>> START Information provided

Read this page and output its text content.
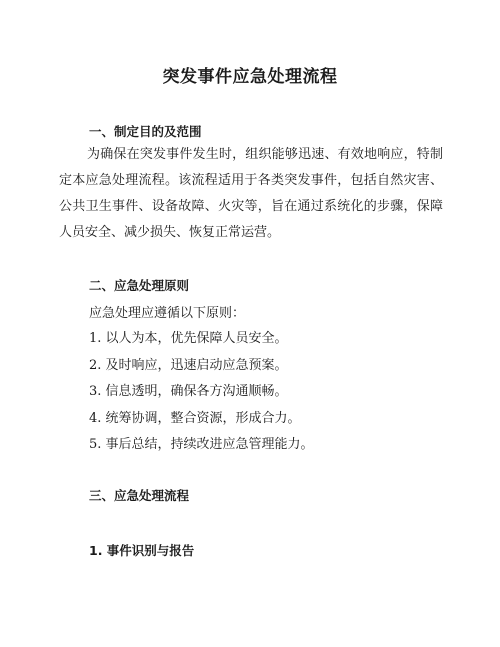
突发事件应急处理流程
一、制定目的及范围
为确保在突发事件发生时，组织能够迅速、有效地响应，特制定本应急处理流程。该流程适用于各类突发事件，包括自然灾害、公共卫生事件、设备故障、火灾等，旨在通过系统化的步骤，保障人员安全、减少损失、恢复正常运营。
二、应急处理原则
应急处理应遵循以下原则：
1. 以人为本，优先保障人员安全。
2. 及时响应，迅速启动应急预案。
3. 信息透明，确保各方沟通顺畅。
4. 统筹协调，整合资源，形成合力。
5. 事后总结，持续改进应急管理能力。
三、应急处理流程
1. 事件识别与报告
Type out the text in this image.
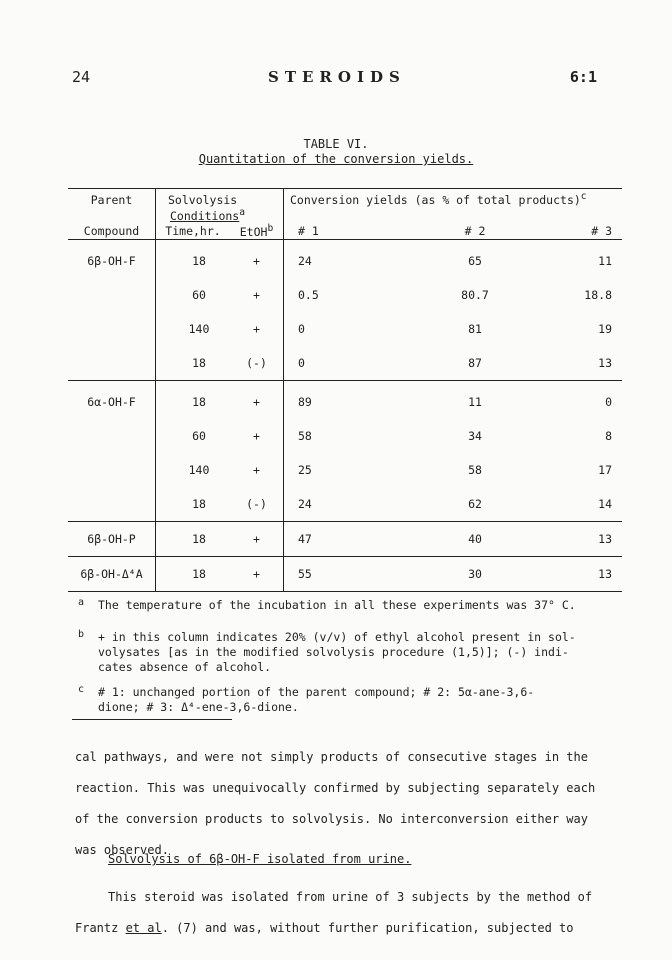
24	STEROIDS	6:1
TABLE VI.
Quantitation of the conversion yields.
Parent	Solvolysis		Conversion yields (as % of total products)$^c$
	Conditions$^a$	
Compound	Time,hr.	EtOH$^b$	# 1	# 2	# 3
6β-OH-F	18	+	24	65	11
	60	+	0.5	80.7	18.8
	140	+	0	81	19
	18	(-)	0	87	13
6α-OH-F	18	+	89	11	0
	60	+	58	34	8
	140	+	25	58	17
	18	(-)	24	62	14
6β-OH-P	18	+	47	40	13
6β-OH-Δ⁴A	18	+	55	30	13
a The temperature of the incubation in all these experiments was 37° C.
b + in this column indicates 20% (v/v) of ethyl alcohol present in sol-
volysates [as in the modified solvolysis procedure (1,5)]; (-) indi-
cates absence of alcohol.
c # 1: unchanged portion of the parent compound; # 2: 5α-ane-3,6-
dione; # 3: Δ⁴-ene-3,6-dione.
cal pathways, and were not simply products of consecutive stages in the
reaction. This was unequivocally confirmed by subjecting separately each
of the conversion products to solvolysis. No interconversion either way
was observed.
Solvolysis of 6β-OH-F isolated from urine.
This steroid was isolated from urine of 3 subjects by the method of
Frantz et al. (7) and was, without further purification, subjected to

>> END Information provided

- [Exercise directions]
The records above need to be restated word for word, with the pictures left out.

- [Response below]
Read this page and output its text content.
突发事件应急处理流程
一、制定目的及范围
为确保在突发事件发生时，组织能够迅速、有效地响应，特制定本应急处理流程。该流程适用于各类突发事件，包括自然灾害、公共卫生事件、设备故障、火灾等，旨在通过系统化的步骤，保障人员安全、减少损失、恢复正常运营。
二、应急处理原则
应急处理应遵循以下原则：
1. 以人为本，优先保障人员安全。
2. 及时响应，迅速启动应急预案。
3. 信息透明，确保各方沟通顺畅。
4. 统筹协调，整合资源，形成合力。
5. 事后总结，持续改进应急管理能力。
三、应急处理流程
1. 事件识别与报告
Type out the text in this image.
24	STEROIDS	6:1
TABLE VI.
Quantitation of the conversion yields.
Parent	Solvolysis		Conversion yields (as % of total products)$^c$
	Conditions$^a$	
Compound	Time,hr.	EtOH$^b$	# 1	# 2	# 3
6β-OH-F	18	+	24	65	11
	60	+	0.5	80.7	18.8
	140	+	0	81	19
	18	(-)	0	87	13
6α-OH-F	18	+	89	11	0
	60	+	58	34	8
	140	+	25	58	17
	18	(-)	24	62	14
6β-OH-P	18	+	47	40	13
6β-OH-Δ⁴A	18	+	55	30	13
a The temperature of the incubation in all these experiments was 37° C.
b + in this column indicates 20% (v/v) of ethyl alcohol present in sol-
volysates [as in the modified solvolysis procedure (1,5)]; (-) indi-
cates absence of alcohol.
c # 1: unchanged portion of the parent compound; # 2: 5α-ane-3,6-
dione; # 3: Δ⁴-ene-3,6-dione.
cal pathways, and were not simply products of consecutive stages in the
reaction. This was unequivocally confirmed by subjecting separately each
of the conversion products to solvolysis. No interconversion either way
was observed.
Solvolysis of 6β-OH-F isolated from urine.
This steroid was isolated from urine of 3 subjects by the method of
Frantz et al. (7) and was, without further purification, subjected to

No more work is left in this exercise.